In [None]:
import bs4
from langchain import hub
from langchain.text_splitter import RecursiveCharacterTextSplitter
from langchain_community.document_loaders import WebBaseLoader
from langchain_community.vectorstores import Chroma
from langchain_core.output_parsers import StrOutputParser
from langchain_core.runnables import RunnablePassthrough
from langchain_openai import ChatOpenAI, OpenAIEmbeddings
from pprint import pprint


### Web文書の取得

In [None]:
loader = WebBaseLoader(
    web_paths=("https://lilianweng.github.io/posts/2023-06-23-agent/",),
    bs_kwargs=dict(
        parse_only=bs4.SoupStrainer(
            class_=("post-content", "post-title", "post-header")
        )
    )
)
docs = loader.load()


In [None]:
# Web文書確認
print('文書数:', len(docs))
pprint(docs[0].page_content)

### 文書の分割

In [None]:
# 文字数を基準とした分割
text_splitter = RecursiveCharacterTextSplitter(chunk_size=1000, chunk_overlap=200)
splits = text_splitter.split_documents(docs)

In [None]:
## 文書分割確認
print('分割数:', len(splits))

### 埋め込みベクトルDB作成

In [None]:
vectorstore = Chroma.from_documents(documents=splits, embedding=OpenAIEmbeddings())

### リトリーバの作成

In [None]:
retriever = vectorstore.as_retriever()

### プロンプトテンプレートの作成

In [None]:
prompt = hub.pull("rlm/rag-prompt")

In [None]:
# プロンプトテンプレートの確認
pprint(prompt.messages[0].prompt.template)

### LLMの用意

In [None]:
llm = ChatOpenAI(model_name="gpt-3.5-turbo", temperature=0)

### リトリーバによる文書取得後の処理

In [None]:
# 複数文書の連結
def format_docs(docs):
    return "\n\n".join(doc.page_content for doc in docs)


### チェーンの作成

In [None]:
rag_chain = (
    {"context": retriever | format_docs, "question": RunnablePassthrough()}
    | prompt
    | llm
    | StrOutputParser()
)


### 質問実行

In [None]:
pprint(rag_chain.invoke("What is Task Decomposition?"))

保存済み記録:
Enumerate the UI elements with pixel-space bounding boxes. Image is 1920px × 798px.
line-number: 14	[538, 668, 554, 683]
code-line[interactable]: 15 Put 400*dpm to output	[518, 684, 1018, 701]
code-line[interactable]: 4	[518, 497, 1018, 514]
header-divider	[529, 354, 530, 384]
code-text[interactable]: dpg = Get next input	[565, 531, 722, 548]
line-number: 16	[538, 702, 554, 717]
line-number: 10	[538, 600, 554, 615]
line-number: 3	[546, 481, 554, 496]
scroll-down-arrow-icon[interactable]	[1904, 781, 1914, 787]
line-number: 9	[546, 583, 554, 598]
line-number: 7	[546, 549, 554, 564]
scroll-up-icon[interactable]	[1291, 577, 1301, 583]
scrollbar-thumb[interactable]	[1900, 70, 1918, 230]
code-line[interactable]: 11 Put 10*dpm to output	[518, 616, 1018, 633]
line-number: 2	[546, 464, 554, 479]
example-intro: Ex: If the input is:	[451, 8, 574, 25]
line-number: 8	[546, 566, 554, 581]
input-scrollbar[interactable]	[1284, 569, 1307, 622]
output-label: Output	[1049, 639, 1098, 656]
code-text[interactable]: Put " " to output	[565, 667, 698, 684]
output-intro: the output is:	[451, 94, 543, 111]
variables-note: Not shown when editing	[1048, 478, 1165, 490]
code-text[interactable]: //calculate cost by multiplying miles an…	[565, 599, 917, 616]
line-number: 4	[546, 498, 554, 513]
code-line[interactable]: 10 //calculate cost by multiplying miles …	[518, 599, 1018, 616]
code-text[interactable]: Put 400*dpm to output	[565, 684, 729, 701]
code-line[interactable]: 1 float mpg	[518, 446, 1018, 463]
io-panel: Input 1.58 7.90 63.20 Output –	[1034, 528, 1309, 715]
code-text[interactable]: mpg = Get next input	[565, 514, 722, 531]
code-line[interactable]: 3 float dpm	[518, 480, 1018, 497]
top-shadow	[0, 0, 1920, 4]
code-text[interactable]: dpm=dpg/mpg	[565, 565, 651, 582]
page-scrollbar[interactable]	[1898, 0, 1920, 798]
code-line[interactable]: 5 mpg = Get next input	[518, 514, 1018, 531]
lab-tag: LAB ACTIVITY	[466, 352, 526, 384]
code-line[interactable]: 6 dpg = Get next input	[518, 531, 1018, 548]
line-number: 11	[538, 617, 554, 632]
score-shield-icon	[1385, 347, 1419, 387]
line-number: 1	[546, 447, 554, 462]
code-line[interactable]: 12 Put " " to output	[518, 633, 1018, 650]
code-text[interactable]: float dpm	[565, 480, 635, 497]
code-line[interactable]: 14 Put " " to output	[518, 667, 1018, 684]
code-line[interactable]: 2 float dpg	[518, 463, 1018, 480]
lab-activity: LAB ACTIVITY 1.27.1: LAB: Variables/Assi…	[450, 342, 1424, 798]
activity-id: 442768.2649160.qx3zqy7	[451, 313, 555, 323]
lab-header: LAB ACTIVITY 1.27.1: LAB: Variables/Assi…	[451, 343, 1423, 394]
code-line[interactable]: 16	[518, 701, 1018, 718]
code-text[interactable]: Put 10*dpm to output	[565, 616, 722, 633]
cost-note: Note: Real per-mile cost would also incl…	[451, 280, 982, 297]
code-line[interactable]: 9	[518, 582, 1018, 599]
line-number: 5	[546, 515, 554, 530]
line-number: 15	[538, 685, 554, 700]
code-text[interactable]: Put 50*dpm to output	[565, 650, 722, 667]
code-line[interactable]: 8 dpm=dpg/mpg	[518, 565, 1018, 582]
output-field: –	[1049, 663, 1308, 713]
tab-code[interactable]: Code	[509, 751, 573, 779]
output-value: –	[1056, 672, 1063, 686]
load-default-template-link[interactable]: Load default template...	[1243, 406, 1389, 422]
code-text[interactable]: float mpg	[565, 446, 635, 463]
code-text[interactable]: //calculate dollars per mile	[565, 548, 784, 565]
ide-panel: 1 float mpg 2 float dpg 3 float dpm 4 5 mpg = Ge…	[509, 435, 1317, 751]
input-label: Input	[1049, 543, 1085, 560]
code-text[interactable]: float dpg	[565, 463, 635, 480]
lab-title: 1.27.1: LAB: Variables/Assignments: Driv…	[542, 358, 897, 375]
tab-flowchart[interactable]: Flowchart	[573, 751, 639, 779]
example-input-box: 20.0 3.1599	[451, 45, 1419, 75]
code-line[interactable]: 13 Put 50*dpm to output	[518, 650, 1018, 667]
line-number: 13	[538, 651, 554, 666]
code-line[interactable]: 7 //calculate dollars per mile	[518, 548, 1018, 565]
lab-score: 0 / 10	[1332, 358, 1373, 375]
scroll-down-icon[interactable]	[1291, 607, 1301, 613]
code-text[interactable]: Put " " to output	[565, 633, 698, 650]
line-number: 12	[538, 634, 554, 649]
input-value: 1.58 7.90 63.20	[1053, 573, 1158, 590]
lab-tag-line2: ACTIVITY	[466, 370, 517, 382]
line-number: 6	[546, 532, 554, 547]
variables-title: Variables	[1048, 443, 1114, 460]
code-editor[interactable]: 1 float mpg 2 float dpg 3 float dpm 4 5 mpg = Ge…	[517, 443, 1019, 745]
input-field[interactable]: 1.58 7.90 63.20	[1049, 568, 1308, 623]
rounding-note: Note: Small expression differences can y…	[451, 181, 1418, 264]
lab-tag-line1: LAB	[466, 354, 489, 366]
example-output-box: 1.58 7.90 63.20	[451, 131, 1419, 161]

**課題一覧**:
A - ノートブックで、langchain_community、langchain_core、langchain_openai のいずれかのパッケージからインポートされている名前をすべて列挙してください。
B - ノートブックから、「docs = loader.load()」で始まり「splits = text_splitter.split_documents(docs)」で終わる部分を一字一句変えずに引用してください。
これらの記録は参照する必要がありません。

**解答一覧**:
A -
WebBaseLoader
Chroma
StrOutputParser
RunnablePassthrough
ChatOpenAI
OpenAIEmbeddings

B -
docs = loader.load()


In [None]:
# Web文書確認
print('文書数:', len(docs))
pprint(docs[0].page_content)

### 文書の分割

In [None]:
# 文字数を基準とした分割
text_splitter = RecursiveCharacterTextSplitter(chunk_size=1000, chunk_overlap=200)
splits = text_splitter.split_documents(docs)